_Selected extract_.

VVV
- The cover of the final issue was designed by Roberto Matta and depicted a vagina dentata.
- Categories: Surrealism
- Founder: André Breton
- Founded: June 1942
- Final issue: February 1944
- Country: United States
- Based in: New York City, US
- Language: English, french
- ISSN: 0749-8926

= VVV (magazine) =

Magazine

VVV was a magazine devoted to the dissemination of Surrealism published in New York City from 1942 through 1944. It was the product of leading Surrealists.

==History and profile==
VVV was first published in June 1942. The magazine was published and edited by David Hare in collaboration with Marcel Duchamp, André Breton, and Max Ernst. VVVs editorial board also enlisted a number of associated thinkers and artists, including Aimé Césaire, Philip Lamantia, and Robert Motherwell. Each edition focused on "poetry, plastic arts, anthropology, sociology, (and) psychology," and was lavishly illustrated by Surrealist artists, including Giorgio de Chirico, Roberto Matta and Yves Tanguy.

_Recorded data_.
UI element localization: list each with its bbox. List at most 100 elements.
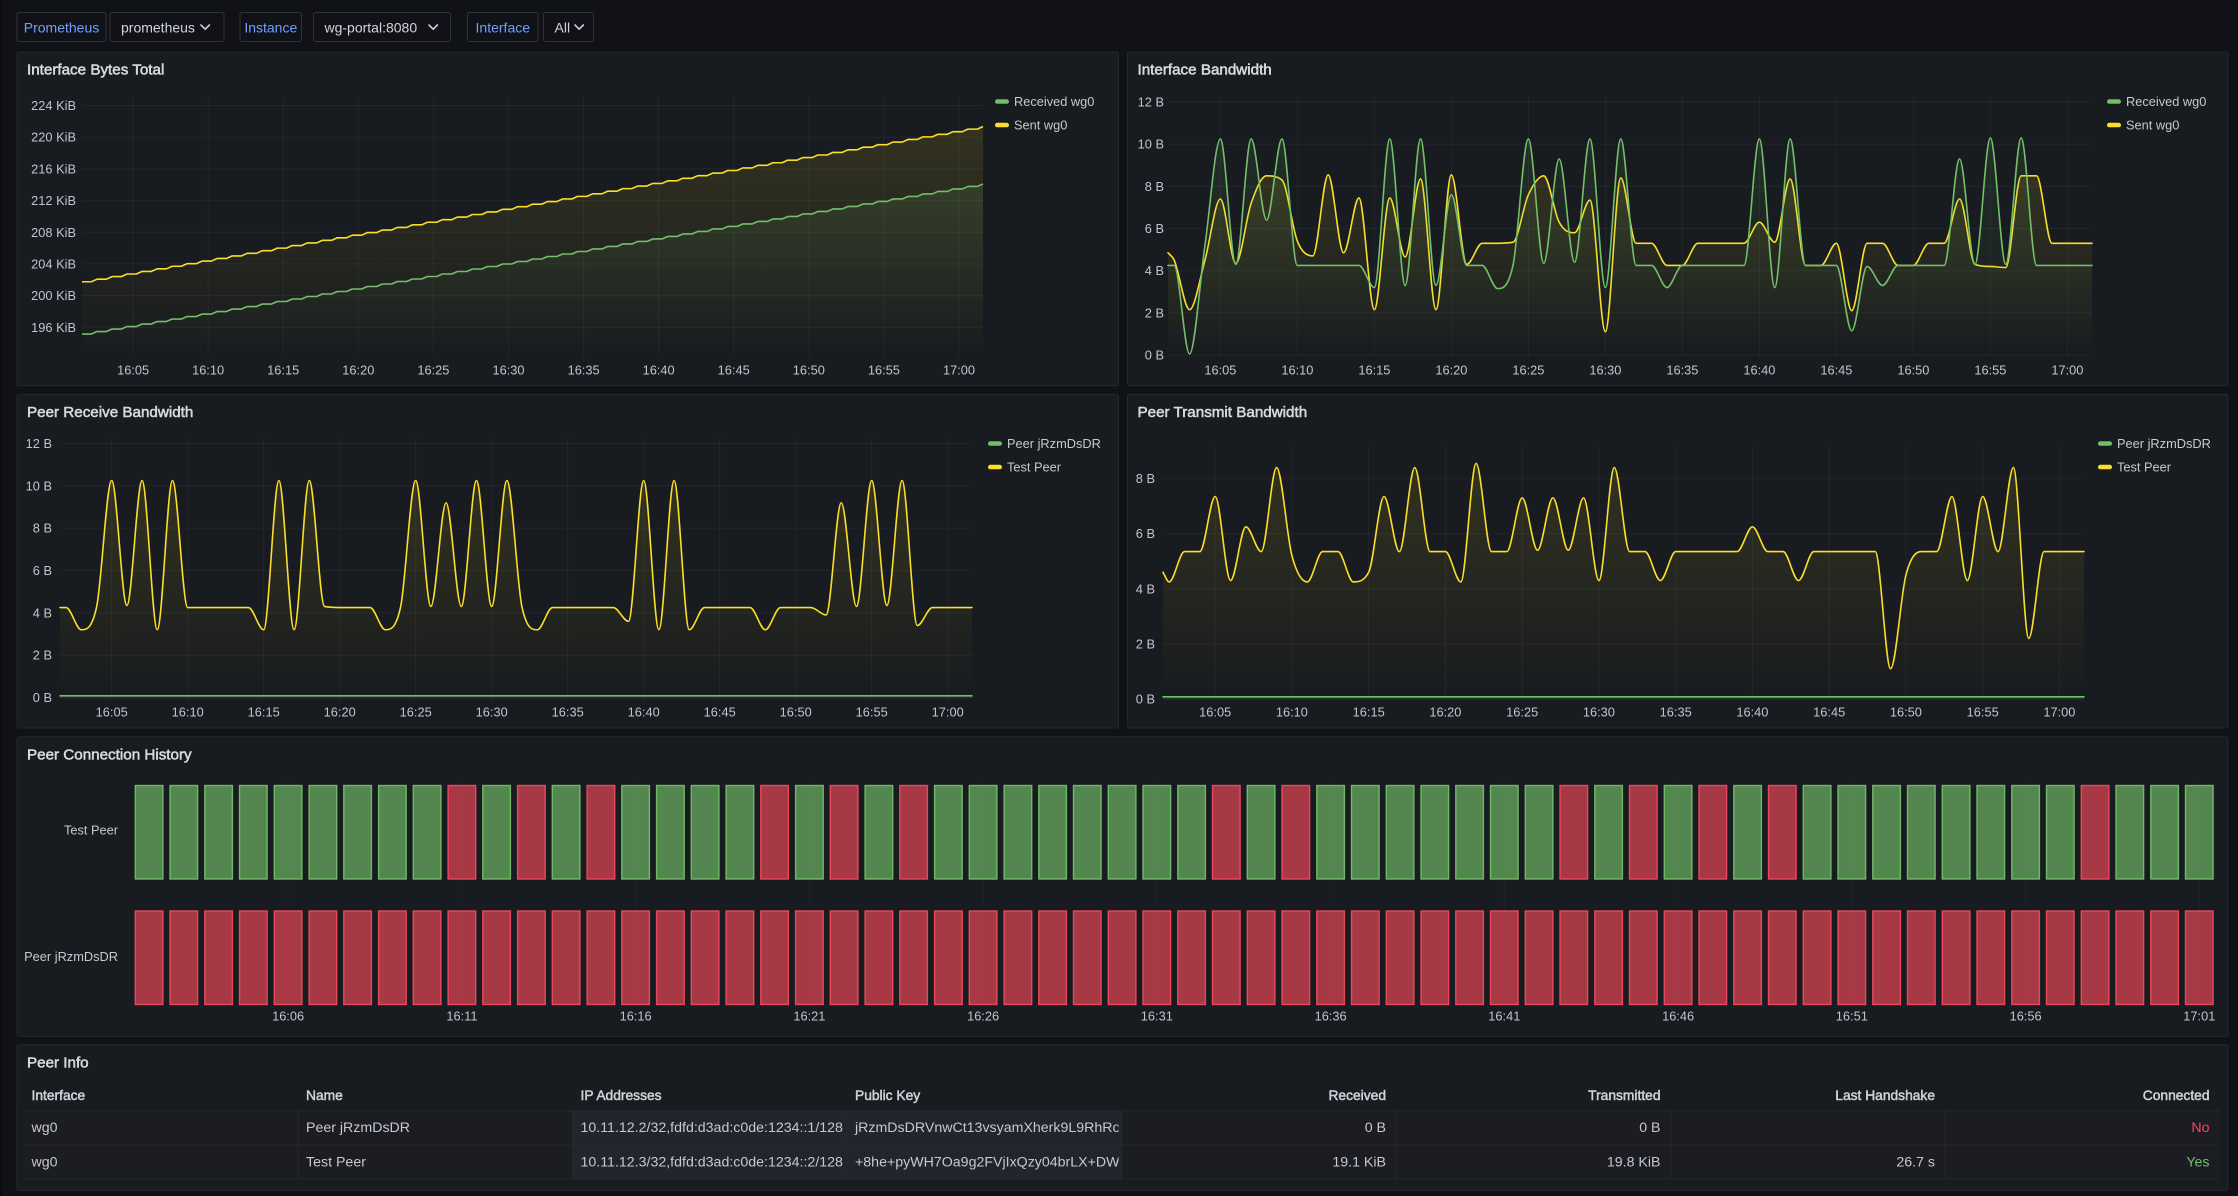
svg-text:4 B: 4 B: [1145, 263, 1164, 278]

_Exercises_.
[A] Using the article on VVV magazine, decide whether each statement agrees with it: (i) the magazine's final issue appeared in February 1944; (ii) Robert Motherwell designed the cover of the final issue; (iii) the magazine was based in Paris. For each, answer yes or no and quote the words of the article that decide it.
[B] According to the article on VVV magazine, who published and edited the magazine together with Marcel Duchamp, André Breton, and Max Ernst?

_Task-by-task answers_.
[A]
(i) Yes: "Final issue: February 1944"
(ii) No: "The cover of the final issue was designed by Roberto Matta"
(iii) No: "Based in: New York City, US"

[B] David Hare